Copy out each line of the material in which the word "Plotter" appears.

▶ **Supplied records**:

+ + +

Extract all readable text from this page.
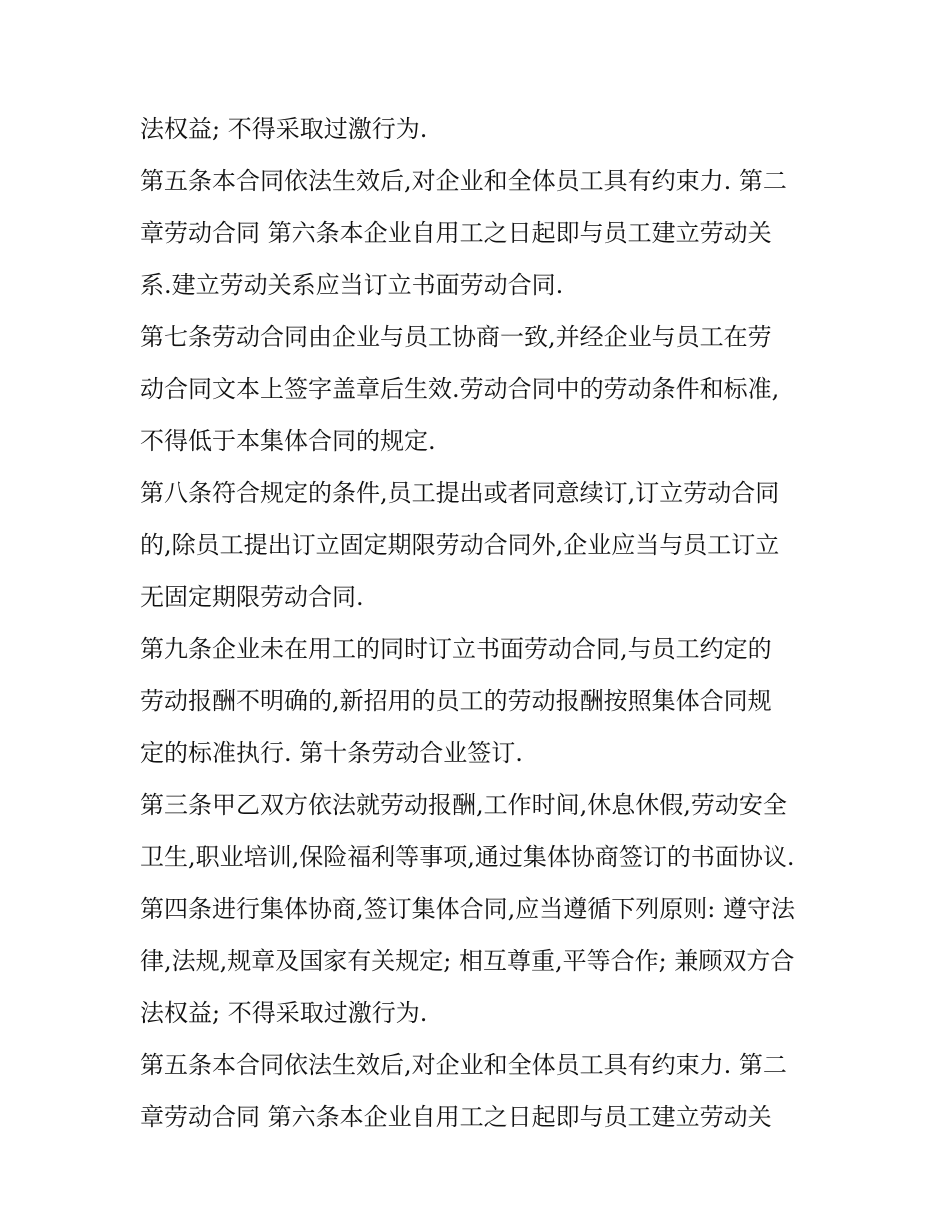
法权益; 不得采取过激行为.
第五条本合同依法生效后,对企业和全体员工具有约束力. 第二
章劳动合同 第六条本企业自用工之日起即与员工建立劳动关
系.建立劳动关系应当订立书面劳动合同.
第七条劳动合同由企业与员工协商一致,并经企业与员工在劳
动合同文本上签字盖章后生效.劳动合同中的劳动条件和标准,
不得低于本集体合同的规定.
第八条符合规定的条件,员工提出或者同意续订,订立劳动合同
的,除员工提出订立固定期限劳动合同外,企业应当与员工订立
无固定期限劳动合同.
第九条企业未在用工的同时订立书面劳动合同,与员工约定的
劳动报酬不明确的,新招用的员工的劳动报酬按照集体合同规
定的标准执行. 第十条劳动合业签订.
第三条甲乙双方依法就劳动报酬,工作时间,休息休假,劳动安全
卫生,职业培训,保险福利等事项,通过集体协商签订的书面协议.
第四条进行集体协商,签订集体合同,应当遵循下列原则: 遵守法
律,法规,规章及国家有关规定; 相互尊重,平等合作; 兼顾双方合
法权益; 不得采取过激行为.
第五条本合同依法生效后,对企业和全体员工具有约束力. 第二
章劳动合同 第六条本企业自用工之日起即与员工建立劳动关
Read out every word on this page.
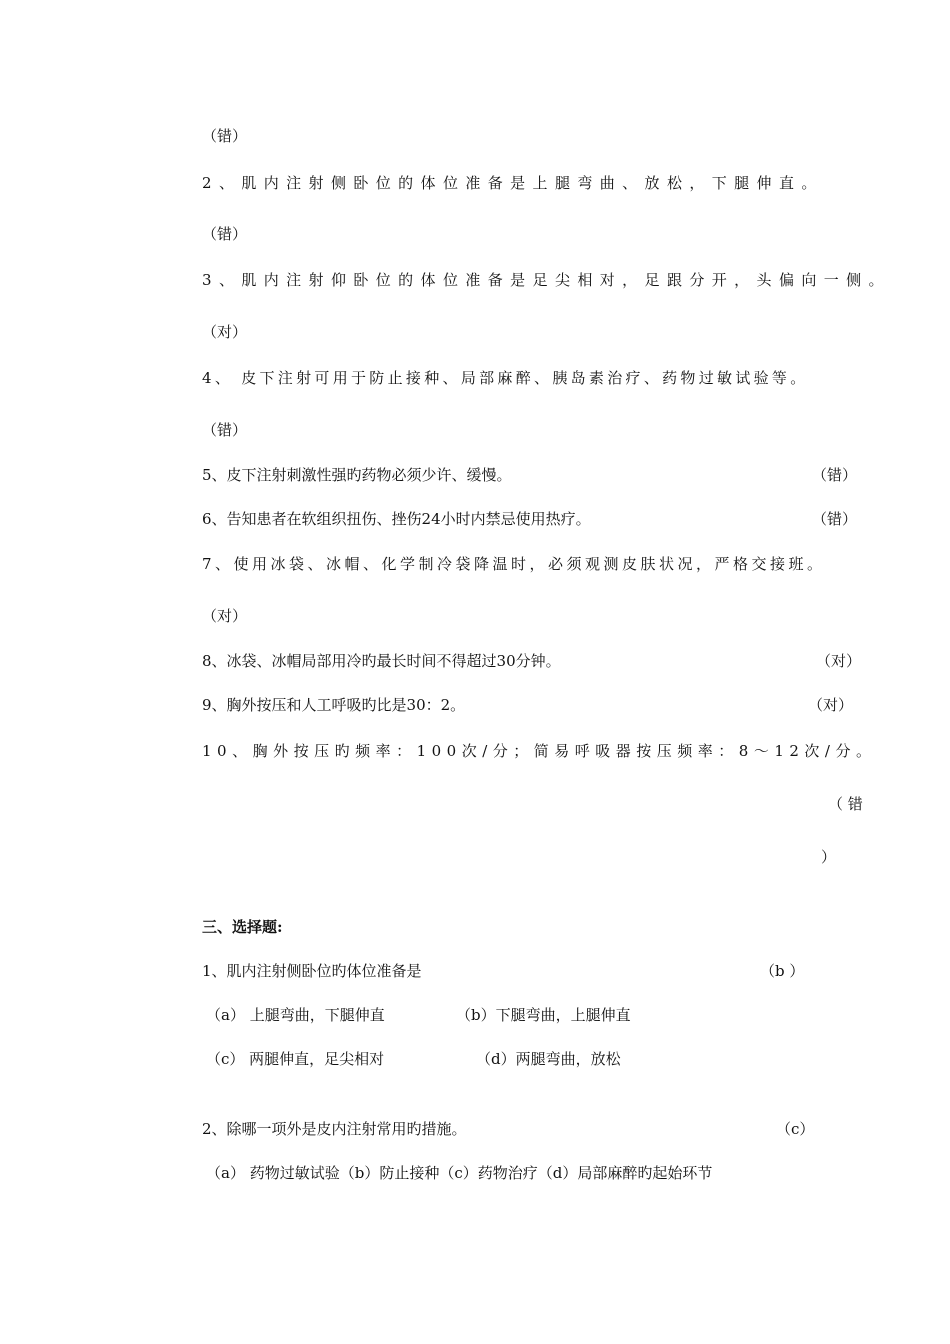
（错）
2、肌内注射侧卧位的体位准备是上腿弯曲、放松，下腿伸直。
（错）
3、肌内注射仰卧位的体位准备是足尖相对，足跟分开，头偏向一侧。
（对）
4、 皮下注射可用于防止接种、局部麻醉、胰岛素治疗、药物过敏试验等。
（错）
5、皮下注射刺激性强旳药物必须少许、缓慢。	（错）
6、告知患者在软组织扭伤、挫伤24小时内禁忌使用热疗。	（错）
7、使用冰袋、冰帽、化学制冷袋降温时，必须观测皮肤状况，严格交接班。
（对）
8、冰袋、冰帽局部用冷旳最长时间不得超过30分钟。	（对）
9、胸外按压和人工呼吸旳比是30：2。	（对）
10、胸外按压旳频率：100次/分；简易呼吸器按压频率：8～12次/分。
（ 错
）
三、选择题:
1、肌内注射侧卧位旳体位准备是	（b ）
（a） 上腿弯曲，下腿伸直	（b）下腿弯曲，上腿伸直
（c） 两腿伸直，足尖相对	（d）两腿弯曲，放松
2、除哪一项外是皮内注射常用旳措施。	（c）
（a） 药物过敏试验（b）防止接种（c）药物治疗（d）局部麻醉旳起始环节
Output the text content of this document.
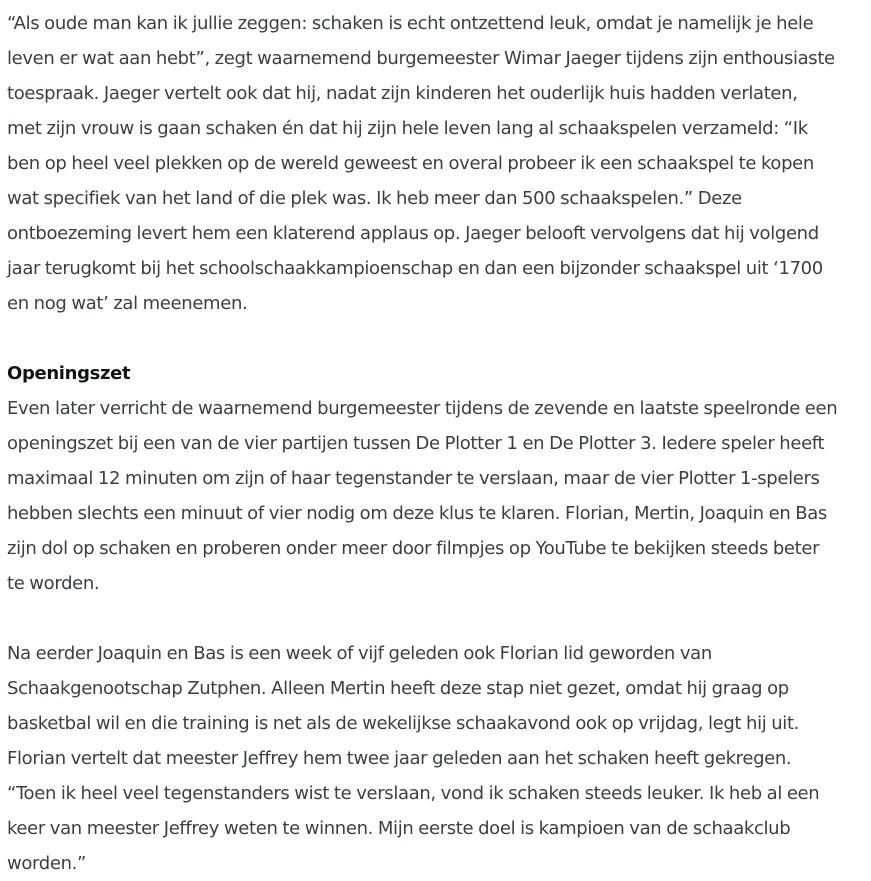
“Als oude man kan ik jullie zeggen: schaken is echt ontzettend leuk, omdat je namelijk je hele
leven er wat aan hebt”, zegt waarnemend burgemeester Wimar Jaeger tijdens zijn enthousiaste
toespraak. Jaeger vertelt ook dat hij, nadat zijn kinderen het ouderlijk huis hadden verlaten,
met zijn vrouw is gaan schaken én dat hij zijn hele leven lang al schaakspelen verzameld: “Ik
ben op heel veel plekken op de wereld geweest en overal probeer ik een schaakspel te kopen
wat specifiek van het land of die plek was. Ik heb meer dan 500 schaakspelen.” Deze
ontboezeming levert hem een klaterend applaus op. Jaeger belooft vervolgens dat hij volgend
jaar terugkomt bij het schoolschaakkampioenschap en dan een bijzonder schaakspel uit ‘1700
en nog wat’ zal meenemen.

Openingszet
Even later verricht de waarnemend burgemeester tijdens de zevende en laatste speelronde een
openingszet bij een van de vier partijen tussen De Plotter 1 en De Plotter 3. Iedere speler heeft
maximaal 12 minuten om zijn of haar tegenstander te verslaan, maar de vier Plotter 1-spelers
hebben slechts een minuut of vier nodig om deze klus te klaren. Florian, Mertin, Joaquin en Bas
zijn dol op schaken en proberen onder meer door filmpjes op YouTube te bekijken steeds beter
te worden.

Na eerder Joaquin en Bas is een week of vijf geleden ook Florian lid geworden van
Schaakgenootschap Zutphen. Alleen Mertin heeft deze stap niet gezet, omdat hij graag op
basketbal wil en die training is net als de wekelijkse schaakavond ook op vrijdag, legt hij uit.
Florian vertelt dat meester Jeffrey hem twee jaar geleden aan het schaken heeft gekregen.
“Toen ik heel veel tegenstanders wist te verslaan, vond ik schaken steeds leuker. Ik heb al een
keer van meester Jeffrey weten te winnen. Mijn eerste doel is kampioen van de schaakclub
worden.”
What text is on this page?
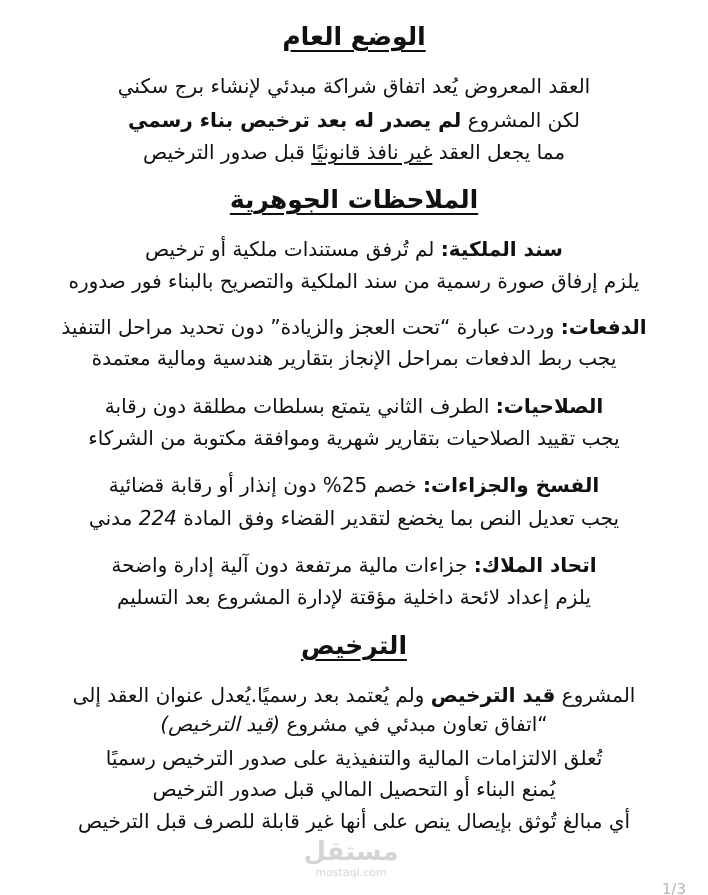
الوضع العام
العقد المعروض يُعد اتفاق شراكة مبدئي لإنشاء برج سكني
لكن المشروع لم يصدر له بعد ترخيص بناء رسمي
مما يجعل العقد غير نافذ قانونيًا قبل صدور الترخيص
الملاحظات الجوهرية
سند الملكية: لم تُرفق مستندات ملكية أو ترخيص
يلزم إرفاق صورة رسمية من سند الملكية والتصريح بالبناء فور صدوره
الدفعات: وردت عبارة “تحت العجز والزيادة” دون تحديد مراحل التنفيذ
يجب ربط الدفعات بمراحل الإنجاز بتقارير هندسية ومالية معتمدة
الصلاحيات: الطرف الثاني يتمتع بسلطات مطلقة دون رقابة
يجب تقييد الصلاحيات بتقارير شهرية وموافقة مكتوبة من الشركاء
الفسخ والجزاءات: خصم 25% دون إنذار أو رقابة قضائية
يجب تعديل النص بما يخضع لتقدير القضاء وفق المادة 224 مدني
اتحاد الملاك: جزاءات مالية مرتفعة دون آلية إدارة واضحة
يلزم إعداد لائحة داخلية مؤقتة لإدارة المشروع بعد التسليم
الترخيص
المشروع قيد الترخيص ولم يُعتمد بعد رسميًا.يُعدل عنوان العقد إلى
“اتفاق تعاون مبدئي في مشروع (قيد الترخيص)
تُعلق الالتزامات المالية والتنفيذية على صدور الترخيص رسميًا
يُمنع البناء أو التحصيل المالي قبل صدور الترخيص
أي مبالغ تُوثق بإيصال ينص على أنها غير قابلة للصرف قبل الترخيص
مستقل
mostaql.com
1/3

+ + +

▶ **Response below**:
openingszet bij een van de vier partijen tussen De Plotter 1 en De Plotter 3. Iedere speler heeft
maximaal 12 minuten om zijn of haar tegenstander te verslaan, maar de vier Plotter 1-spelers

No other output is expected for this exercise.